**Written instruction**
Reproduce every line of the material below word for word, adding nothing and leaving nothing out.

=== Exercise materials ===

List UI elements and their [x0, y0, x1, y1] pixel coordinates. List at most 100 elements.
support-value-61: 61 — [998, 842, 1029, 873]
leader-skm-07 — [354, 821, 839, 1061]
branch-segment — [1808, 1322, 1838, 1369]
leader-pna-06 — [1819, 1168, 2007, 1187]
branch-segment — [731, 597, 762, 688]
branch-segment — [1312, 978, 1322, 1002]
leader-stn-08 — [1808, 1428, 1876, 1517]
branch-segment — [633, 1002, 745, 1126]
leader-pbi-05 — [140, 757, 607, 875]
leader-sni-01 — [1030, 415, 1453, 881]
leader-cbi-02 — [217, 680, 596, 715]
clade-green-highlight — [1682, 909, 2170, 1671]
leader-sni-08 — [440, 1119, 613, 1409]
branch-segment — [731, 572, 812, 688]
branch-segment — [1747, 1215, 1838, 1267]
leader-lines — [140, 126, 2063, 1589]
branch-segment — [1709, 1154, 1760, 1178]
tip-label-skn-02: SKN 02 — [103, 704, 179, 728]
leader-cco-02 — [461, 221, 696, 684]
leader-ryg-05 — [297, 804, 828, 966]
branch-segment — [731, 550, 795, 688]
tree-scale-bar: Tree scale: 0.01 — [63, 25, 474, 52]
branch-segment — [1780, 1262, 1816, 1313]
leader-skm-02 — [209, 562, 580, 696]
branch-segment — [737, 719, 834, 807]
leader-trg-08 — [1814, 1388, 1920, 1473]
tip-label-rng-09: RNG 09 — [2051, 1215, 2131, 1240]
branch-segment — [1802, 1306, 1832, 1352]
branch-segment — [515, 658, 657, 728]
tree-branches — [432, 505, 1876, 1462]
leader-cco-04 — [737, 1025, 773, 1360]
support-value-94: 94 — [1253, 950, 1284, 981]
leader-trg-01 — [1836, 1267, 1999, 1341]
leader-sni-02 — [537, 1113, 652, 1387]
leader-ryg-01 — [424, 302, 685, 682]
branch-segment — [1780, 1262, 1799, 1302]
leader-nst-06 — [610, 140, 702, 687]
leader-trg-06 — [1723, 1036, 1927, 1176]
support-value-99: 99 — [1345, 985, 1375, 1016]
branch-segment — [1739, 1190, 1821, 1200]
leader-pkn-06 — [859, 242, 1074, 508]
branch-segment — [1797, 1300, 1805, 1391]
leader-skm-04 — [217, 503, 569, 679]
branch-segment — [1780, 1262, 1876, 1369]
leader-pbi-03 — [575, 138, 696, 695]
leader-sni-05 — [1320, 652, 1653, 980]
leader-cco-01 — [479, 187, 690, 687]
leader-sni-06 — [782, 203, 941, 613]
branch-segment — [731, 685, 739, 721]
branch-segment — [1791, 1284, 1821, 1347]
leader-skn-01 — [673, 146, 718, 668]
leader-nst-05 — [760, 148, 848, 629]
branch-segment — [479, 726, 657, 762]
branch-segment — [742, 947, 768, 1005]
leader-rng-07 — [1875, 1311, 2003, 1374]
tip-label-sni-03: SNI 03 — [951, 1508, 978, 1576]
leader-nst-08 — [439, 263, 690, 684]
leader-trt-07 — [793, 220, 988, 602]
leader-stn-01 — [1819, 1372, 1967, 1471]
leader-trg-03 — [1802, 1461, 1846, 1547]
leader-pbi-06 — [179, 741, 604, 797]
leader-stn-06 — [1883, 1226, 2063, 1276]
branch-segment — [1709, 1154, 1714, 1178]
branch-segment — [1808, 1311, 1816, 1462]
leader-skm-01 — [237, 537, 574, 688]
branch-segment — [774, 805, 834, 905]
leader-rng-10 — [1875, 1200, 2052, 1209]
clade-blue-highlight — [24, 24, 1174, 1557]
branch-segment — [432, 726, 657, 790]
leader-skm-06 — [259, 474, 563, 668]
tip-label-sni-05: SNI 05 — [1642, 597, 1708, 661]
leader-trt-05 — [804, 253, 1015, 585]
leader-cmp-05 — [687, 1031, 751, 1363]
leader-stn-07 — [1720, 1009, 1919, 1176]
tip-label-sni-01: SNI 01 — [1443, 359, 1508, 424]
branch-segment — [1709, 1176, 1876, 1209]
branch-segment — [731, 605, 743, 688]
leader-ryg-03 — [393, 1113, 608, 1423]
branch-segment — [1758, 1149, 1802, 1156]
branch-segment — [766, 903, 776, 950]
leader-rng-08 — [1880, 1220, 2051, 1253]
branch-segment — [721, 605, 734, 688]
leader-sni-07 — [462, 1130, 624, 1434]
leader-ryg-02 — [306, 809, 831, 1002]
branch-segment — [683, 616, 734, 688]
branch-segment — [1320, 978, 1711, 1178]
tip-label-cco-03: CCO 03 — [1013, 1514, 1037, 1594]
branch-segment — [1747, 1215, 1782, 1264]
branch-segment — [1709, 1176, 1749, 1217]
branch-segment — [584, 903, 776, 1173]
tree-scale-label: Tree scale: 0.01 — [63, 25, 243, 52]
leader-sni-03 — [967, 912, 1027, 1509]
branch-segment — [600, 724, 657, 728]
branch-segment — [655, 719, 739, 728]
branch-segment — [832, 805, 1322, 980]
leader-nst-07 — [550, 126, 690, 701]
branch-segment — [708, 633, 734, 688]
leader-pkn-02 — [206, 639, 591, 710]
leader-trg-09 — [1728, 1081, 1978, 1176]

===

**Solution to this problem**
List UI elements and their [x0, y0, x1, y1] pixel coordinates. List at most 100 elements.
support-value-61: 61 — [998, 842, 1029, 873]
leader-skm-07 — [354, 821, 839, 1061]
branch-segment — [1808, 1322, 1838, 1369]
leader-pna-06 — [1819, 1168, 2007, 1187]
branch-segment — [731, 597, 762, 688]
branch-segment — [1312, 978, 1322, 1002]
leader-stn-08 — [1808, 1428, 1876, 1517]
branch-segment — [633, 1002, 745, 1126]
leader-pbi-05 — [140, 757, 607, 875]
leader-sni-01 — [1030, 415, 1453, 881]
leader-cbi-02 — [217, 680, 596, 715]
clade-green-highlight — [1682, 909, 2170, 1671]
leader-sni-08 — [440, 1119, 613, 1409]
branch-segment — [731, 572, 812, 688]
branch-segment — [1747, 1215, 1838, 1267]
leader-lines — [140, 126, 2063, 1589]
branch-segment — [1709, 1154, 1760, 1178]
tip-label-skn-02: SKN 02 — [103, 704, 179, 728]
leader-cco-02 — [461, 221, 696, 684]
leader-ryg-05 — [297, 804, 828, 966]
branch-segment — [731, 550, 795, 688]
tree-scale-bar: Tree scale: 0.01 — [63, 25, 474, 52]
branch-segment — [1780, 1262, 1816, 1313]
leader-skm-02 — [209, 562, 580, 696]
branch-segment — [737, 719, 834, 807]
leader-trg-08 — [1814, 1388, 1920, 1473]
tip-label-rng-09: RNG 09 — [2051, 1215, 2131, 1240]
branch-segment — [1802, 1306, 1832, 1352]
branch-segment — [515, 658, 657, 728]
tree-branches — [432, 505, 1876, 1462]
leader-cco-04 — [737, 1025, 773, 1360]
support-value-94: 94 — [1253, 950, 1284, 981]
leader-trg-01 — [1836, 1267, 1999, 1341]
leader-sni-02 — [537, 1113, 652, 1387]
leader-ryg-01 — [424, 302, 685, 682]
branch-segment — [1780, 1262, 1799, 1302]
leader-nst-06 — [610, 140, 702, 687]
leader-trg-06 — [1723, 1036, 1927, 1176]
support-value-99: 99 — [1345, 985, 1375, 1016]
branch-segment — [1739, 1190, 1821, 1200]
leader-pkn-06 — [859, 242, 1074, 508]
branch-segment — [1797, 1300, 1805, 1391]
leader-skm-04 — [217, 503, 569, 679]
branch-segment — [1780, 1262, 1876, 1369]
leader-pbi-03 — [575, 138, 696, 695]
leader-sni-05 — [1320, 652, 1653, 980]
leader-cco-01 — [479, 187, 690, 687]
leader-sni-06 — [782, 203, 941, 613]
branch-segment — [731, 685, 739, 721]
branch-segment — [1791, 1284, 1821, 1347]
leader-skn-01 — [673, 146, 718, 668]
leader-nst-05 — [760, 148, 848, 629]
branch-segment — [479, 726, 657, 762]
branch-segment — [742, 947, 768, 1005]
leader-rng-07 — [1875, 1311, 2003, 1374]
tip-label-sni-03: SNI 03 — [951, 1508, 978, 1576]
leader-nst-08 — [439, 263, 690, 684]
leader-trt-07 — [793, 220, 988, 602]
leader-stn-01 — [1819, 1372, 1967, 1471]
leader-trg-03 — [1802, 1461, 1846, 1547]
leader-pbi-06 — [179, 741, 604, 797]
leader-stn-06 — [1883, 1226, 2063, 1276]
branch-segment — [1709, 1154, 1714, 1178]
branch-segment — [1808, 1311, 1816, 1462]
leader-skm-01 — [237, 537, 574, 688]
branch-segment — [774, 805, 834, 905]
leader-rng-10 — [1875, 1200, 2052, 1209]
clade-blue-highlight — [24, 24, 1174, 1557]
branch-segment — [432, 726, 657, 790]
leader-skm-06 — [259, 474, 563, 668]
tip-label-sni-05: SNI 05 — [1642, 597, 1708, 661]
leader-trt-05 — [804, 253, 1015, 585]
leader-cmp-05 — [687, 1031, 751, 1363]
leader-stn-07 — [1720, 1009, 1919, 1176]
tip-label-sni-01: SNI 01 — [1443, 359, 1508, 424]
branch-segment — [1709, 1176, 1876, 1209]
branch-segment — [731, 605, 743, 688]
leader-ryg-03 — [393, 1113, 608, 1423]
branch-segment — [1758, 1149, 1802, 1156]
branch-segment — [766, 903, 776, 950]
leader-rng-08 — [1880, 1220, 2051, 1253]
branch-segment — [721, 605, 734, 688]
leader-sni-07 — [462, 1130, 624, 1434]
leader-ryg-02 — [306, 809, 831, 1002]
branch-segment — [683, 616, 734, 688]
branch-segment — [1320, 978, 1711, 1178]
tip-label-cco-03: CCO 03 — [1013, 1514, 1037, 1594]
branch-segment — [1747, 1215, 1782, 1264]
branch-segment — [1709, 1176, 1749, 1217]
branch-segment — [584, 903, 776, 1173]
tree-scale-label: Tree scale: 0.01 — [63, 25, 243, 52]
leader-sni-03 — [967, 912, 1027, 1509]
branch-segment — [600, 724, 657, 728]
branch-segment — [655, 719, 739, 728]
branch-segment — [832, 805, 1322, 980]
leader-nst-07 — [550, 126, 690, 701]
branch-segment — [708, 633, 734, 688]
leader-pkn-02 — [206, 639, 591, 710]
leader-trg-09 — [1728, 1081, 1978, 1176]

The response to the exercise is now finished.